*THE DATA*
========
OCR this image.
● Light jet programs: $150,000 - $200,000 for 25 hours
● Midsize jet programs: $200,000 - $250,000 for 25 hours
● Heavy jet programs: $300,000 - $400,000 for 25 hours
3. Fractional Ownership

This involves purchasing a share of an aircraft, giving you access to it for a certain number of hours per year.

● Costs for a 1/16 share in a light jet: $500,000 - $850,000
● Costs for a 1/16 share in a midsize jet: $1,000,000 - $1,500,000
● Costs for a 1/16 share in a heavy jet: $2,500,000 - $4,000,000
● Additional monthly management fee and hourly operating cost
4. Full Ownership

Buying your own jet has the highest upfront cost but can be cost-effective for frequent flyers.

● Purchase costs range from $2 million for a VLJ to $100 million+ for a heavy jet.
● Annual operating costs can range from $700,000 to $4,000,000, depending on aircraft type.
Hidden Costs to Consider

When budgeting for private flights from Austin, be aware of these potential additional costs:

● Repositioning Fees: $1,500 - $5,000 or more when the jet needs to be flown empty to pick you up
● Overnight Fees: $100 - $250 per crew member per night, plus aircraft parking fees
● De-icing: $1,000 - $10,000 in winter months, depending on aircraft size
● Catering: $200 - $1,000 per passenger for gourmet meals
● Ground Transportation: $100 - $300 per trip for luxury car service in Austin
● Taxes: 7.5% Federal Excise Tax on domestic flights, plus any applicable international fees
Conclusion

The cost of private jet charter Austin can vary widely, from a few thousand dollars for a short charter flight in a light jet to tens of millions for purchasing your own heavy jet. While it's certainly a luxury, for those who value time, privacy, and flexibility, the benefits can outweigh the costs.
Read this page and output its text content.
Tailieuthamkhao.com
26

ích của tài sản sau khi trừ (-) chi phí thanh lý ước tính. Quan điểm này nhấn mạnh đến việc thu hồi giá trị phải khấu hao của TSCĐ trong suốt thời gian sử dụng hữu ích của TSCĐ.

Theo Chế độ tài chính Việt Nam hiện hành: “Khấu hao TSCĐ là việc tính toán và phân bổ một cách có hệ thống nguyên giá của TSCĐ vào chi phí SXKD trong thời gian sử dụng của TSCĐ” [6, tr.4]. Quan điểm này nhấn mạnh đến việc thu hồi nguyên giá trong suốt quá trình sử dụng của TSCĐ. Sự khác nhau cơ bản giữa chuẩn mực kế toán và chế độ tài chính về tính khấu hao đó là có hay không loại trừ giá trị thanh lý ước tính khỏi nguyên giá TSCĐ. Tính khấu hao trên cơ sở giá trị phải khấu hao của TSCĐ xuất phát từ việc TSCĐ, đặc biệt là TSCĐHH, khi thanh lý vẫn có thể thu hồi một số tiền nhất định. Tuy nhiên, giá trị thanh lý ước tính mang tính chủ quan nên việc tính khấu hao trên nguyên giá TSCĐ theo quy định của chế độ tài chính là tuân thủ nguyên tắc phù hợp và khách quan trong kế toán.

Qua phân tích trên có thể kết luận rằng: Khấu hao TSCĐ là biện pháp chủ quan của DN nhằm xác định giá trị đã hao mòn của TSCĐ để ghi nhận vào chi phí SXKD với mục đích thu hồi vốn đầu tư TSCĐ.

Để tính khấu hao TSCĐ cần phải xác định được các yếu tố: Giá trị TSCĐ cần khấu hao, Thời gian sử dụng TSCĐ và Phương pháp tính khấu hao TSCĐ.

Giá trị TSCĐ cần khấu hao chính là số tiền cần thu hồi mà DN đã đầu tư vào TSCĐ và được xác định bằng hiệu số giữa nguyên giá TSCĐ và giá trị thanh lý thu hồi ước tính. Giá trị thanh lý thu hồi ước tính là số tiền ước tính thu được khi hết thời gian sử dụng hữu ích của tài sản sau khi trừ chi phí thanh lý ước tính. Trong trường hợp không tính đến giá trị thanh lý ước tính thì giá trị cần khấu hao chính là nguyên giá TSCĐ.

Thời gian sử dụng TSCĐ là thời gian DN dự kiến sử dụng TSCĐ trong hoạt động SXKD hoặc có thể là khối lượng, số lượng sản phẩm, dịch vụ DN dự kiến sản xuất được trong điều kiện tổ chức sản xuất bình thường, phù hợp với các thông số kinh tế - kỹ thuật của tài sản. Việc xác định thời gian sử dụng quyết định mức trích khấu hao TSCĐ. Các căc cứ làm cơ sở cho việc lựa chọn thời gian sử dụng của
========
Restate the data above word for word, please.

*RESULT*
OCR this image.
● Light jet programs: $150,000 - $200,000 for 25 hours
● Midsize jet programs: $200,000 - $250,000 for 25 hours
● Heavy jet programs: $300,000 - $400,000 for 25 hours
3. Fractional Ownership

This involves purchasing a share of an aircraft, giving you access to it for a certain number of hours per year.

● Costs for a 1/16 share in a light jet: $500,000 - $850,000
● Costs for a 1/16 share in a midsize jet: $1,000,000 - $1,500,000
● Costs for a 1/16 share in a heavy jet: $2,500,000 - $4,000,000
● Additional monthly management fee and hourly operating cost
4. Full Ownership

Buying your own jet has the highest upfront cost but can be cost-effective for frequent flyers.

● Purchase costs range from $2 million for a VLJ to $100 million+ for a heavy jet.
● Annual operating costs can range from $700,000 to $4,000,000, depending on aircraft type.
Hidden Costs to Consider

When budgeting for private flights from Austin, be aware of these potential additional costs:

● Repositioning Fees: $1,500 - $5,000 or more when the jet needs to be flown empty to pick you up
● Overnight Fees: $100 - $250 per crew member per night, plus aircraft parking fees
● De-icing: $1,000 - $10,000 in winter months, depending on aircraft size
● Catering: $200 - $1,000 per passenger for gourmet meals
● Ground Transportation: $100 - $300 per trip for luxury car service in Austin
● Taxes: 7.5% Federal Excise Tax on domestic flights, plus any applicable international fees
Conclusion

The cost of private jet charter Austin can vary widely, from a few thousand dollars for a short charter flight in a light jet to tens of millions for purchasing your own heavy jet. While it's certainly a luxury, for those who value time, privacy, and flexibility, the benefits can outweigh the costs.
Read this page and output its text content.
Tailieuthamkhao.com
26

ích của tài sản sau khi trừ (-) chi phí thanh lý ước tính. Quan điểm này nhấn mạnh đến việc thu hồi giá trị phải khấu hao của TSCĐ trong suốt thời gian sử dụng hữu ích của TSCĐ.

Theo Chế độ tài chính Việt Nam hiện hành: “Khấu hao TSCĐ là việc tính toán và phân bổ một cách có hệ thống nguyên giá của TSCĐ vào chi phí SXKD trong thời gian sử dụng của TSCĐ” [6, tr.4]. Quan điểm này nhấn mạnh đến việc thu hồi nguyên giá trong suốt quá trình sử dụng của TSCĐ. Sự khác nhau cơ bản giữa chuẩn mực kế toán và chế độ tài chính về tính khấu hao đó là có hay không loại trừ giá trị thanh lý ước tính khỏi nguyên giá TSCĐ. Tính khấu hao trên cơ sở giá trị phải khấu hao của TSCĐ xuất phát từ việc TSCĐ, đặc biệt là TSCĐHH, khi thanh lý vẫn có thể thu hồi một số tiền nhất định. Tuy nhiên, giá trị thanh lý ước tính mang tính chủ quan nên việc tính khấu hao trên nguyên giá TSCĐ theo quy định của chế độ tài chính là tuân thủ nguyên tắc phù hợp và khách quan trong kế toán.

Qua phân tích trên có thể kết luận rằng: Khấu hao TSCĐ là biện pháp chủ quan của DN nhằm xác định giá trị đã hao mòn của TSCĐ để ghi nhận vào chi phí SXKD với mục đích thu hồi vốn đầu tư TSCĐ.

Để tính khấu hao TSCĐ cần phải xác định được các yếu tố: Giá trị TSCĐ cần khấu hao, Thời gian sử dụng TSCĐ và Phương pháp tính khấu hao TSCĐ.

Giá trị TSCĐ cần khấu hao chính là số tiền cần thu hồi mà DN đã đầu tư vào TSCĐ và được xác định bằng hiệu số giữa nguyên giá TSCĐ và giá trị thanh lý thu hồi ước tính. Giá trị thanh lý thu hồi ước tính là số tiền ước tính thu được khi hết thời gian sử dụng hữu ích của tài sản sau khi trừ chi phí thanh lý ước tính. Trong trường hợp không tính đến giá trị thanh lý ước tính thì giá trị cần khấu hao chính là nguyên giá TSCĐ.

Thời gian sử dụng TSCĐ là thời gian DN dự kiến sử dụng TSCĐ trong hoạt động SXKD hoặc có thể là khối lượng, số lượng sản phẩm, dịch vụ DN dự kiến sản xuất được trong điều kiện tổ chức sản xuất bình thường, phù hợp với các thông số kinh tế - kỹ thuật của tài sản. Việc xác định thời gian sử dụng quyết định mức trích khấu hao TSCĐ. Các căc cứ làm cơ sở cho việc lựa chọn thời gian sử dụng của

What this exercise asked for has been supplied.